What is asked:
Retype the listing that follows, exactly as written.

Data excerpts:
========================
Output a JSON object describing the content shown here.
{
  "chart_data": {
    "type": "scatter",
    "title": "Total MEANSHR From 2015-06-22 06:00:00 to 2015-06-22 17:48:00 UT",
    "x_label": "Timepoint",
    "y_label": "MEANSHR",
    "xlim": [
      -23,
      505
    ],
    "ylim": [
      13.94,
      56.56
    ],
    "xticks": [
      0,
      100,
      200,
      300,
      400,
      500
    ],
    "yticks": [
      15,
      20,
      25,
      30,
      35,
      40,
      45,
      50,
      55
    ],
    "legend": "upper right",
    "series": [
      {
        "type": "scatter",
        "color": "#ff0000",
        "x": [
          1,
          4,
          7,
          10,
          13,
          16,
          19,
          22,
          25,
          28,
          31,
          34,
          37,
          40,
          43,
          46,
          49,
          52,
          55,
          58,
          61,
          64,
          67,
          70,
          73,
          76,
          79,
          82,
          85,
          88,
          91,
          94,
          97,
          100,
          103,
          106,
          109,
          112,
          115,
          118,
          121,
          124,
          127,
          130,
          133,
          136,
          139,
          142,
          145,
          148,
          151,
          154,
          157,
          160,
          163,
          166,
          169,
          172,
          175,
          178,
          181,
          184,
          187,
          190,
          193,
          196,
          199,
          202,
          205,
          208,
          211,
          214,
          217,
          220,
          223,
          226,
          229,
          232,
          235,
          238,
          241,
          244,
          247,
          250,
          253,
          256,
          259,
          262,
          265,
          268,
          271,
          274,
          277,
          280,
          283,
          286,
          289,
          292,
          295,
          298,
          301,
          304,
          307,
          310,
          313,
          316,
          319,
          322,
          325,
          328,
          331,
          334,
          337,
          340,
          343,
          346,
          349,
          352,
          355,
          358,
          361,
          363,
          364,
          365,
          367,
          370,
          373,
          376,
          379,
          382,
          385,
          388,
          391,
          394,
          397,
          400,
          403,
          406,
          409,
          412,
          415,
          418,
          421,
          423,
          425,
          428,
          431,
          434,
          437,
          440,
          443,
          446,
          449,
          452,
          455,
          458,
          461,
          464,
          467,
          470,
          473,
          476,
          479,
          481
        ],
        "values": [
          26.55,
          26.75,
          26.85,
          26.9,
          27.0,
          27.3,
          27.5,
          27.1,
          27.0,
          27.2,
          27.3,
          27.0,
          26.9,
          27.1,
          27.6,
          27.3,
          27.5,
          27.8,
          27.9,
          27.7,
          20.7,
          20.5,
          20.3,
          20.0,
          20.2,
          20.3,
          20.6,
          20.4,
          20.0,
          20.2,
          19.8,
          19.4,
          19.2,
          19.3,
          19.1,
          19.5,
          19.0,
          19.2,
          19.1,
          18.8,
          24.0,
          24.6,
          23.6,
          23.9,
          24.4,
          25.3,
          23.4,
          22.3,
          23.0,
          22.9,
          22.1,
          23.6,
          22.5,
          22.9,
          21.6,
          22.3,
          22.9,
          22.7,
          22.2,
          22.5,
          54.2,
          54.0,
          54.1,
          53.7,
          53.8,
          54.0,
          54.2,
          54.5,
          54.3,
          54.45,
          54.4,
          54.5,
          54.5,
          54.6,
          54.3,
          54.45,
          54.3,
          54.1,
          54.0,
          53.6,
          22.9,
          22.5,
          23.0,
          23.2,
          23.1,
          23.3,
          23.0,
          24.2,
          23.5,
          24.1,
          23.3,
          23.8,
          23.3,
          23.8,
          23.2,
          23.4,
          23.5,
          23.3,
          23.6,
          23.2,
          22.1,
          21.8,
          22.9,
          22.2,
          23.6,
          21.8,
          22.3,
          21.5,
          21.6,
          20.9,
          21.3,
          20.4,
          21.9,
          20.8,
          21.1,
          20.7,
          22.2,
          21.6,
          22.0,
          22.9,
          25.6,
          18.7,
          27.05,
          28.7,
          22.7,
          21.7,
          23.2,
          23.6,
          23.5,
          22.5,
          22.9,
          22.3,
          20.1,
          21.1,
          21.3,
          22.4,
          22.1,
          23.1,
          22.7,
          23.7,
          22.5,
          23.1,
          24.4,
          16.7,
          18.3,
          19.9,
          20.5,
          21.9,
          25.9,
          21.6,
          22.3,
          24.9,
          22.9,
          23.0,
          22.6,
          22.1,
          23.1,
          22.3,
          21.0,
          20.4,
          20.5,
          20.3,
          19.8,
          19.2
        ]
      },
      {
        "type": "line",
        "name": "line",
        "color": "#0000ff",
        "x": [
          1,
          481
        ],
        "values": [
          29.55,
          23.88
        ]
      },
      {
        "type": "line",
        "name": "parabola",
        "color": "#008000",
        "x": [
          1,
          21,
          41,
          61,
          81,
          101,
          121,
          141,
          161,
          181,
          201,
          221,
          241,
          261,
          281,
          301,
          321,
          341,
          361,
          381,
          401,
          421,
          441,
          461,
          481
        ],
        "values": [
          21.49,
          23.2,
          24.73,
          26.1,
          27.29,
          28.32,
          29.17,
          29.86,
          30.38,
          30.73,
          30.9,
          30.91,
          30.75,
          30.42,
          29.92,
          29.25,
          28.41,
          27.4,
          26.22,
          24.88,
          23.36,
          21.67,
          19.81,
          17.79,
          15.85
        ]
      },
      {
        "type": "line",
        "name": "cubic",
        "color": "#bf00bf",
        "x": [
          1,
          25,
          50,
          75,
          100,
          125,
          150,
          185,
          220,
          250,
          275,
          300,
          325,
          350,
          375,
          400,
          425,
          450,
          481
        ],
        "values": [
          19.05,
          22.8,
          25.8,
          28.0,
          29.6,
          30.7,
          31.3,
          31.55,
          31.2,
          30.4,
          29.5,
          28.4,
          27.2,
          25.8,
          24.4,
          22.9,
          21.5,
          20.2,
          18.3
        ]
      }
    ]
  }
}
========================
Solved exercise:
Output a JSON object describing the content shown here.
{
  "chart_data": {
    "type": "scatter",
    "title": "Total MEANSHR From 2015-06-22 06:00:00 to 2015-06-22 17:48:00 UT",
    "x_label": "Timepoint",
    "y_label": "MEANSHR",
    "xlim": [
      -23,
      505
    ],
    "ylim": [
      13.94,
      56.56
    ],
    "xticks": [
      0,
      100,
      200,
      300,
      400,
      500
    ],
    "yticks": [
      15,
      20,
      25,
      30,
      35,
      40,
      45,
      50,
      55
    ],
    "legend": "upper right",
    "series": [
      {
        "type": "scatter",
        "color": "#ff0000",
        "x": [
          1,
          4,
          7,
          10,
          13,
          16,
          19,
          22,
          25,
          28,
          31,
          34,
          37,
          40,
          43,
          46,
          49,
          52,
          55,
          58,
          61,
          64,
          67,
          70,
          73,
          76,
          79,
          82,
          85,
          88,
          91,
          94,
          97,
          100,
          103,
          106,
          109,
          112,
          115,
          118,
          121,
          124,
          127,
          130,
          133,
          136,
          139,
          142,
          145,
          148,
          151,
          154,
          157,
          160,
          163,
          166,
          169,
          172,
          175,
          178,
          181,
          184,
          187,
          190,
          193,
          196,
          199,
          202,
          205,
          208,
          211,
          214,
          217,
          220,
          223,
          226,
          229,
          232,
          235,
          238,
          241,
          244,
          247,
          250,
          253,
          256,
          259,
          262,
          265,
          268,
          271,
          274,
          277,
          280,
          283,
          286,
          289,
          292,
          295,
          298,
          301,
          304,
          307,
          310,
          313,
          316,
          319,
          322,
          325,
          328,
          331,
          334,
          337,
          340,
          343,
          346,
          349,
          352,
          355,
          358,
          361,
          363,
          364,
          365,
          367,
          370,
          373,
          376,
          379,
          382,
          385,
          388,
          391,
          394,
          397,
          400,
          403,
          406,
          409,
          412,
          415,
          418,
          421,
          423,
          425,
          428,
          431,
          434,
          437,
          440,
          443,
          446,
          449,
          452,
          455,
          458,
          461,
          464,
          467,
          470,
          473,
          476,
          479,
          481
        ],
        "values": [
          26.55,
          26.75,
          26.85,
          26.9,
          27.0,
          27.3,
          27.5,
          27.1,
          27.0,
          27.2,
          27.3,
          27.0,
          26.9,
          27.1,
          27.6,
          27.3,
          27.5,
          27.8,
          27.9,
          27.7,
          20.7,
          20.5,
          20.3,
          20.0,
          20.2,
          20.3,
          20.6,
          20.4,
          20.0,
          20.2,
          19.8,
          19.4,
          19.2,
          19.3,
          19.1,
          19.5,
          19.0,
          19.2,
          19.1,
          18.8,
          24.0,
          24.6,
          23.6,
          23.9,
          24.4,
          25.3,
          23.4,
          22.3,
          23.0,
          22.9,
          22.1,
          23.6,
          22.5,
          22.9,
          21.6,
          22.3,
          22.9,
          22.7,
          22.2,
          22.5,
          54.2,
          54.0,
          54.1,
          53.7,
          53.8,
          54.0,
          54.2,
          54.5,
          54.3,
          54.45,
          54.4,
          54.5,
          54.5,
          54.6,
          54.3,
          54.45,
          54.3,
          54.1,
          54.0,
          53.6,
          22.9,
          22.5,
          23.0,
          23.2,
          23.1,
          23.3,
          23.0,
          24.2,
          23.5,
          24.1,
          23.3,
          23.8,
          23.3,
          23.8,
          23.2,
          23.4,
          23.5,
          23.3,
          23.6,
          23.2,
          22.1,
          21.8,
          22.9,
          22.2,
          23.6,
          21.8,
          22.3,
          21.5,
          21.6,
          20.9,
          21.3,
          20.4,
          21.9,
          20.8,
          21.1,
          20.7,
          22.2,
          21.6,
          22.0,
          22.9,
          25.6,
          18.7,
          27.05,
          28.7,
          22.7,
          21.7,
          23.2,
          23.6,
          23.5,
          22.5,
          22.9,
          22.3,
          20.1,
          21.1,
          21.3,
          22.4,
          22.1,
          23.1,
          22.7,
          23.7,
          22.5,
          23.1,
          24.4,
          16.7,
          18.3,
          19.9,
          20.5,
          21.9,
          25.9,
          21.6,
          22.3,
          24.9,
          22.9,
          23.0,
          22.6,
          22.1,
          23.1,
          22.3,
          21.0,
          20.4,
          20.5,
          20.3,
          19.8,
          19.2
        ]
      },
      {
        "type": "line",
        "name": "line",
        "color": "#0000ff",
        "x": [
          1,
          481
        ],
        "values": [
          29.55,
          23.88
        ]
      },
      {
        "type": "line",
        "name": "parabola",
        "color": "#008000",
        "x": [
          1,
          21,
          41,
          61,
          81,
          101,
          121,
          141,
          161,
          181,
          201,
          221,
          241,
          261,
          281,
          301,
          321,
          341,
          361,
          381,
          401,
          421,
          441,
          461,
          481
        ],
        "values": [
          21.49,
          23.2,
          24.73,
          26.1,
          27.29,
          28.32,
          29.17,
          29.86,
          30.38,
          30.73,
          30.9,
          30.91,
          30.75,
          30.42,
          29.92,
          29.25,
          28.41,
          27.4,
          26.22,
          24.88,
          23.36,
          21.67,
          19.81,
          17.79,
          15.85
        ]
      },
      {
        "type": "line",
        "name": "cubic",
        "color": "#bf00bf",
        "x": [
          1,
          25,
          50,
          75,
          100,
          125,
          150,
          185,
          220,
          250,
          275,
          300,
          325,
          350,
          375,
          400,
          425,
          450,
          481
        ],
        "values": [
          19.05,
          22.8,
          25.8,
          28.0,
          29.6,
          30.7,
          31.3,
          31.55,
          31.2,
          30.4,
          29.5,
          28.4,
          27.2,
          25.8,
          24.4,
          22.9,
          21.5,
          20.2,
          18.3
        ]
      }
    ]
  }
}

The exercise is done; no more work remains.